### WHAT THIS TASK INVOLVES
Review the listing and copy each line that holds the word "document".

### EXERCISE DATA
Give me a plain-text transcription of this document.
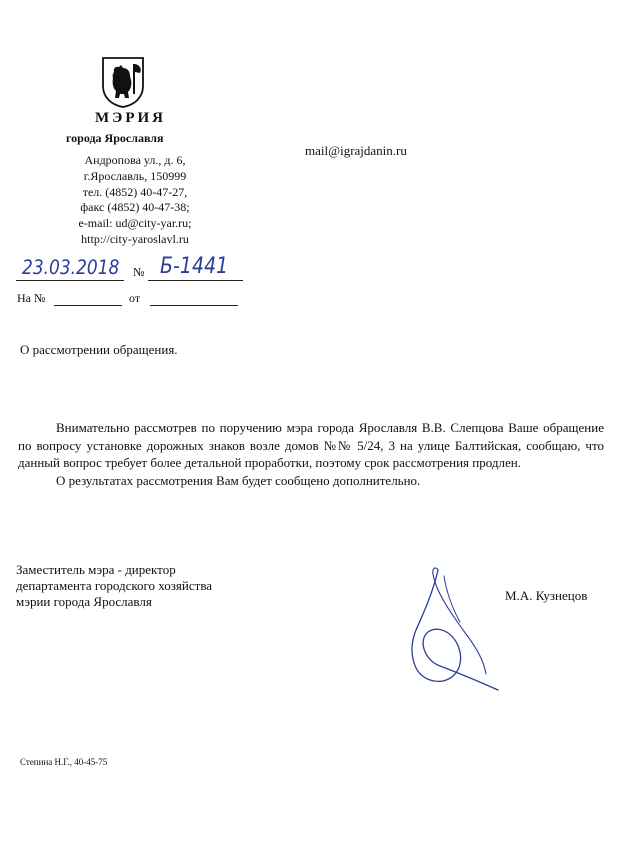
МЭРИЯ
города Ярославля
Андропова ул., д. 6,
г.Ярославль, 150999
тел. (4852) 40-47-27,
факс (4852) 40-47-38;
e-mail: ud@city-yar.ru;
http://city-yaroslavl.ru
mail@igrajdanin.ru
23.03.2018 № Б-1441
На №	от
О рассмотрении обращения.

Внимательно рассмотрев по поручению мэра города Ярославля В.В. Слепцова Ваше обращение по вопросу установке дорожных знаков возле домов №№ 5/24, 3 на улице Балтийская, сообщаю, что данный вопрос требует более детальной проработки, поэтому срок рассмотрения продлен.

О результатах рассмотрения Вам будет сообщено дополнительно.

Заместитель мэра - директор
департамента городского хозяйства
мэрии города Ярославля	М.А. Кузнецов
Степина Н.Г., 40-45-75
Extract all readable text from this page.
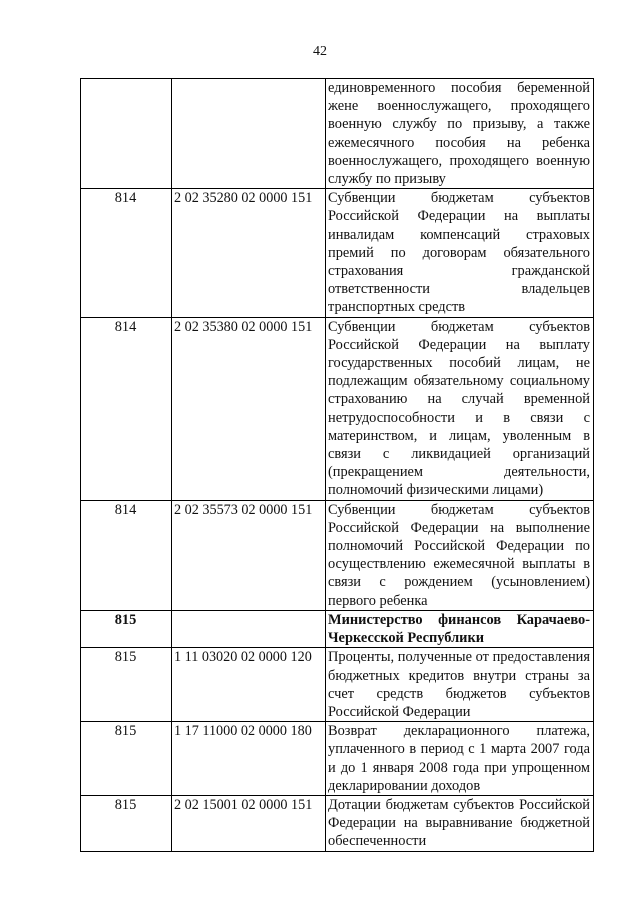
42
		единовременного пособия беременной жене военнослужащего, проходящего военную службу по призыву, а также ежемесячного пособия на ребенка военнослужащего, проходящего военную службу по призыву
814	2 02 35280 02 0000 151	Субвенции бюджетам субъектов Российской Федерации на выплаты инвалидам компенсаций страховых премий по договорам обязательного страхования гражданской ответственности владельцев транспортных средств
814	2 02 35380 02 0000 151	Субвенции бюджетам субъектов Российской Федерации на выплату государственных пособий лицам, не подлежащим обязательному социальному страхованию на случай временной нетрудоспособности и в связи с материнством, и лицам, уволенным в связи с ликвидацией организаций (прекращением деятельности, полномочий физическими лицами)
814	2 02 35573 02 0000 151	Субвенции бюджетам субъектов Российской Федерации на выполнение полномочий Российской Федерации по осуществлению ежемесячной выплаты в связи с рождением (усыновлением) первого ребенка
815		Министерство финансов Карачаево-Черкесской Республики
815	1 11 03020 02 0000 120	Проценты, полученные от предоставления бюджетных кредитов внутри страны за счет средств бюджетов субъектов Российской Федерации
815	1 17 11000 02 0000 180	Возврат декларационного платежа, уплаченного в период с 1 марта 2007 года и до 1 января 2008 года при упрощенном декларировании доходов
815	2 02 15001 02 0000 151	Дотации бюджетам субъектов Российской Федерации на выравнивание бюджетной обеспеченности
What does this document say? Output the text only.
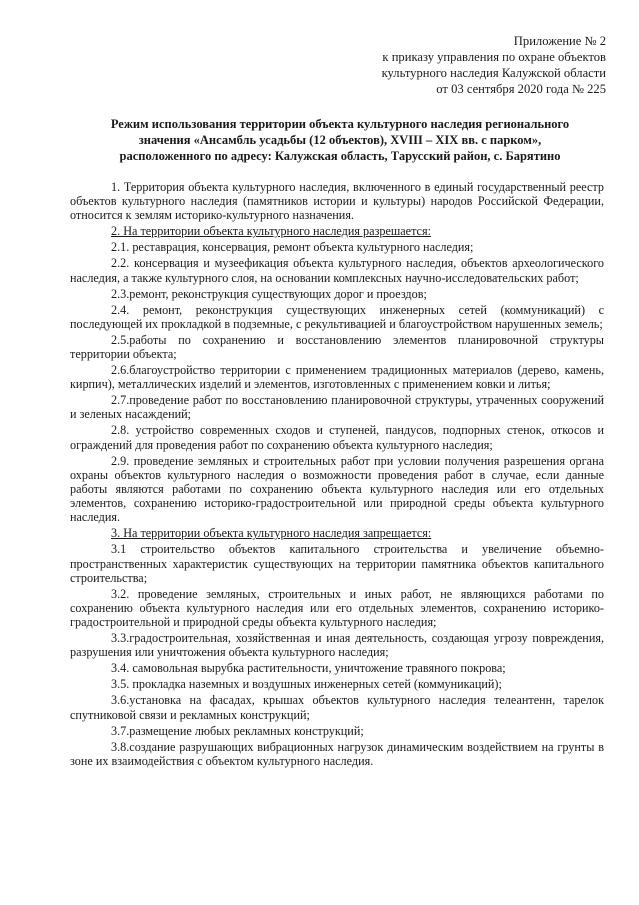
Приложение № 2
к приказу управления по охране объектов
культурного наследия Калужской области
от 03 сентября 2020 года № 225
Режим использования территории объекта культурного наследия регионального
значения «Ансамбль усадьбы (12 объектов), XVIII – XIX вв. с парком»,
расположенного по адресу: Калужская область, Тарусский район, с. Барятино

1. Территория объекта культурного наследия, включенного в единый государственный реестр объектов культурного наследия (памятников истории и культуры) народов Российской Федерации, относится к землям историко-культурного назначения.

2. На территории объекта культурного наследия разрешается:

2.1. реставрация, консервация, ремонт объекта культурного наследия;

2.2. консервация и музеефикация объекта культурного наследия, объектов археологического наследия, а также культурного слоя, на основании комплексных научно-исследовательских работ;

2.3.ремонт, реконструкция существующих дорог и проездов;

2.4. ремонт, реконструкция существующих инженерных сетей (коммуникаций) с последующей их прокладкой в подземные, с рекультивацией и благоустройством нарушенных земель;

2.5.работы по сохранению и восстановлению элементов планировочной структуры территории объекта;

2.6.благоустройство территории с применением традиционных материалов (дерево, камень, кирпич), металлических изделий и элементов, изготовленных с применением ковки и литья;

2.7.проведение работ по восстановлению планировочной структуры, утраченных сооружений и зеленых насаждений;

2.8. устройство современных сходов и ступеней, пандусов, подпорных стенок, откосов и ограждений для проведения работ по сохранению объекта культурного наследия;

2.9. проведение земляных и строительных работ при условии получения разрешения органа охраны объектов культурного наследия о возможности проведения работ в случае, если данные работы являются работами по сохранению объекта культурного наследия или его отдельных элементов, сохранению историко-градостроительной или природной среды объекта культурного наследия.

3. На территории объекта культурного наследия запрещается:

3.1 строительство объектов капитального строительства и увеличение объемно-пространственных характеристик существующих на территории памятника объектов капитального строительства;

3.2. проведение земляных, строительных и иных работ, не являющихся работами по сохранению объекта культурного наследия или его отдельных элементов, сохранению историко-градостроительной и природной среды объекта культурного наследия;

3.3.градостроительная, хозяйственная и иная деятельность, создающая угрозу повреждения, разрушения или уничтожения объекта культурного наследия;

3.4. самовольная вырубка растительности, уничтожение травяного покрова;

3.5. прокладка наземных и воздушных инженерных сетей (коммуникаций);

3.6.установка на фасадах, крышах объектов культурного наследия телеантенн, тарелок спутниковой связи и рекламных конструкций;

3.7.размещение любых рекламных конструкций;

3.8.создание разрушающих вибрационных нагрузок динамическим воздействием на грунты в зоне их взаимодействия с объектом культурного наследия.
...
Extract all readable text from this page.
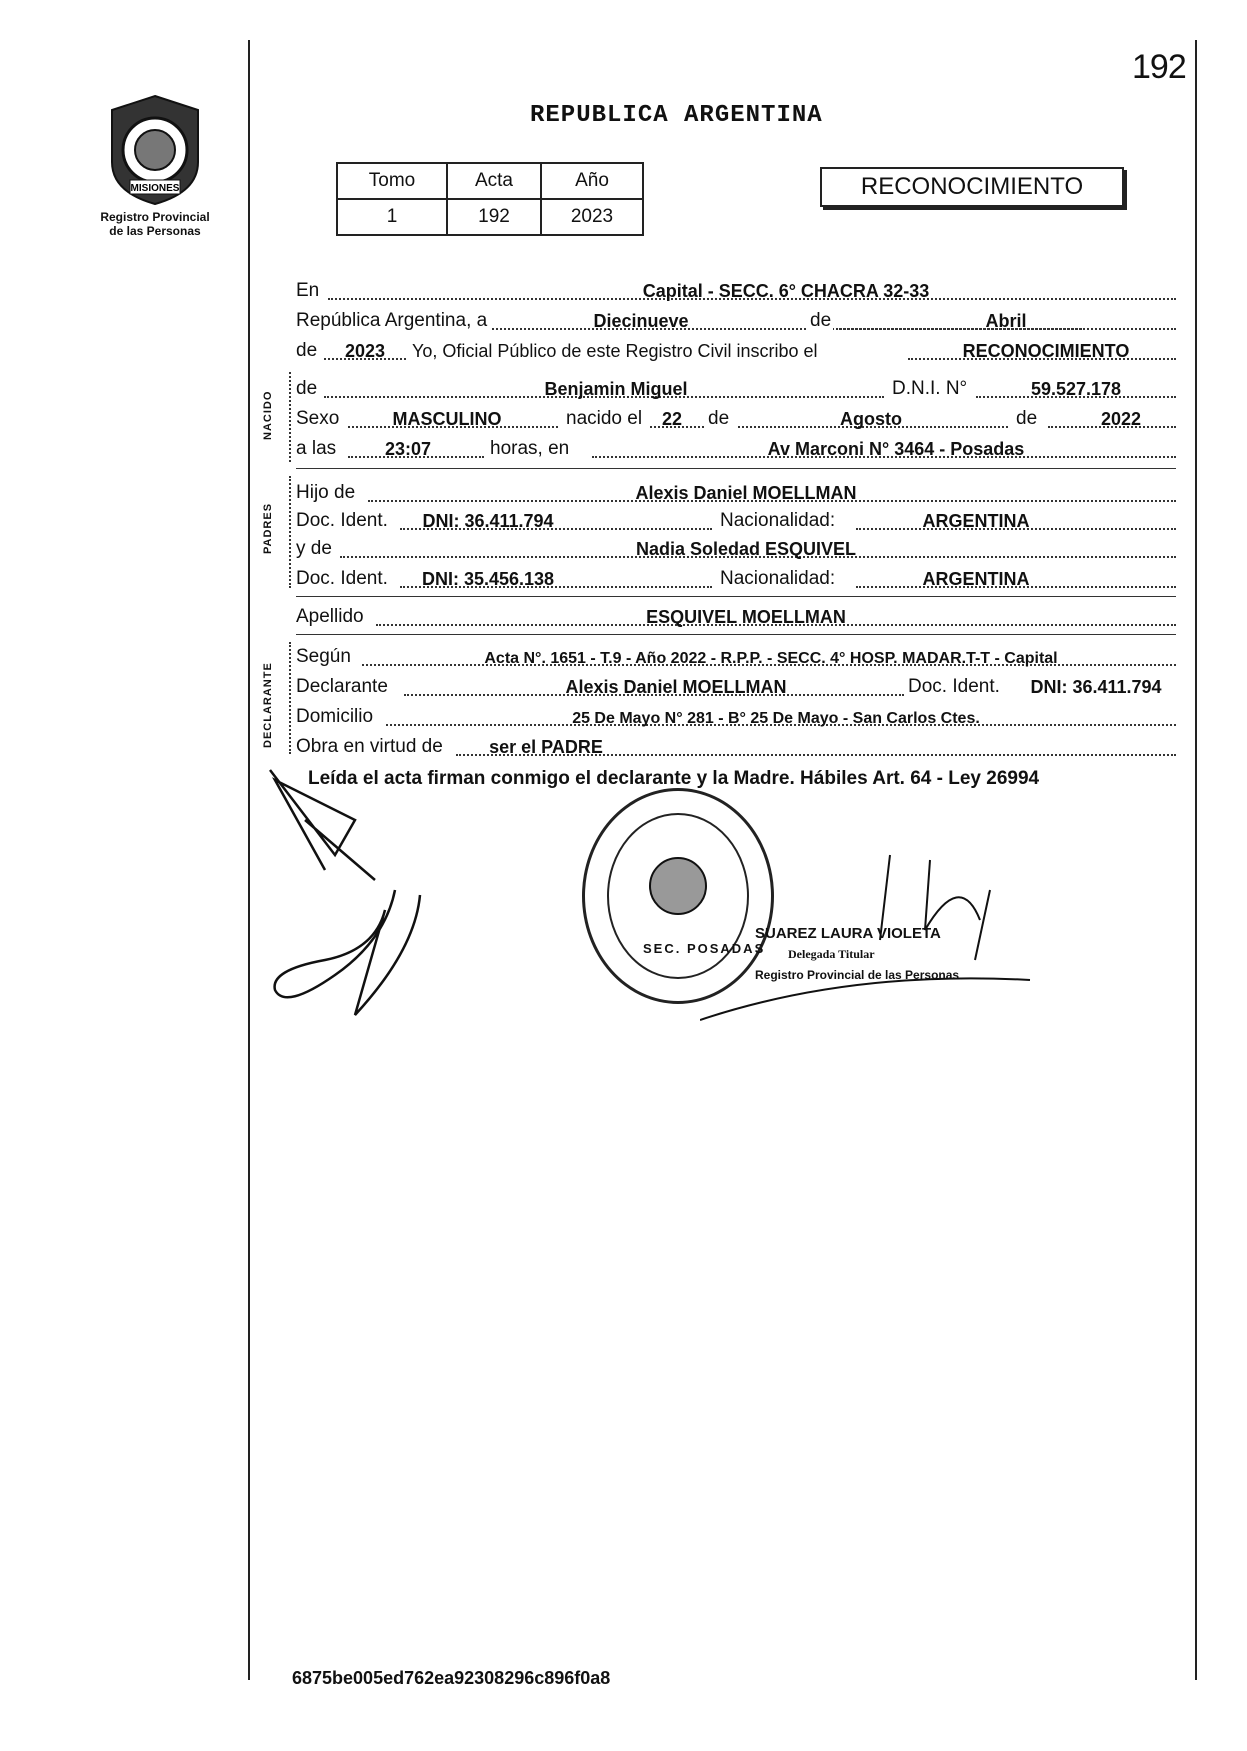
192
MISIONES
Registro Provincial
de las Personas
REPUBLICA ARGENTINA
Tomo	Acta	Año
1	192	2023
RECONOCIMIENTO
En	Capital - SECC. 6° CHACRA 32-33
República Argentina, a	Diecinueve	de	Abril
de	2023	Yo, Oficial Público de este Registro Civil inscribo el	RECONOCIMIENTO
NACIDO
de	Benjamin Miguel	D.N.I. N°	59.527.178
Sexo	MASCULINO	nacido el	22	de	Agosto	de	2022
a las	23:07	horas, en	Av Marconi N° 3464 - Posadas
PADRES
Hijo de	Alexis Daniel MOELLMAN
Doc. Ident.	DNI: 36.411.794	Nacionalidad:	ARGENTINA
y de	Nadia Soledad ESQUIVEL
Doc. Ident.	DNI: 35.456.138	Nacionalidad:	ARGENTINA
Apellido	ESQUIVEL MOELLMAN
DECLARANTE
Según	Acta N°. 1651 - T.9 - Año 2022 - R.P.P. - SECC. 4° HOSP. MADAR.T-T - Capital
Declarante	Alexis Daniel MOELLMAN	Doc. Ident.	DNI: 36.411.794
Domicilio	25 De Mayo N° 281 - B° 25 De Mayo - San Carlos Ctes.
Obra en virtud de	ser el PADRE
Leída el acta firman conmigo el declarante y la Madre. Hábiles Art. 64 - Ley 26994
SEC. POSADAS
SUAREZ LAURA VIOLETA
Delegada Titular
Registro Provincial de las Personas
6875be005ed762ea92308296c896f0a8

### EXERCISE RESULT
Give me a plain-text transcription of this document.
What does this document say? Output the text only.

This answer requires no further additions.